* [Problem details]:
Scan the records for the string "text"; copy each line where it occurs.

* [Listing]:

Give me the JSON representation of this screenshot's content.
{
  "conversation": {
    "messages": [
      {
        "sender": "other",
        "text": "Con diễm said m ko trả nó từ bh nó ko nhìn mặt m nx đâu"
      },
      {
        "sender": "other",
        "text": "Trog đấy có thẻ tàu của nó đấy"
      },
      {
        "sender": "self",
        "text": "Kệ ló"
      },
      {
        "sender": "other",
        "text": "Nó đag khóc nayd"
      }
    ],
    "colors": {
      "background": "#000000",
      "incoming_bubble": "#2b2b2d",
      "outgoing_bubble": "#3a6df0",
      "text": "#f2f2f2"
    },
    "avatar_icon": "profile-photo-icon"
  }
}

* [Solved problem]:
        "text": "Con diễm said m ko trả nó từ bh nó ko nhìn mặt m nx đâu"
        "text": "Trog đấy có thẻ tàu của nó đấy"
        "text": "Kệ ló"
        "text": "Nó đag khóc nayd"
      "text": "#f2f2f2"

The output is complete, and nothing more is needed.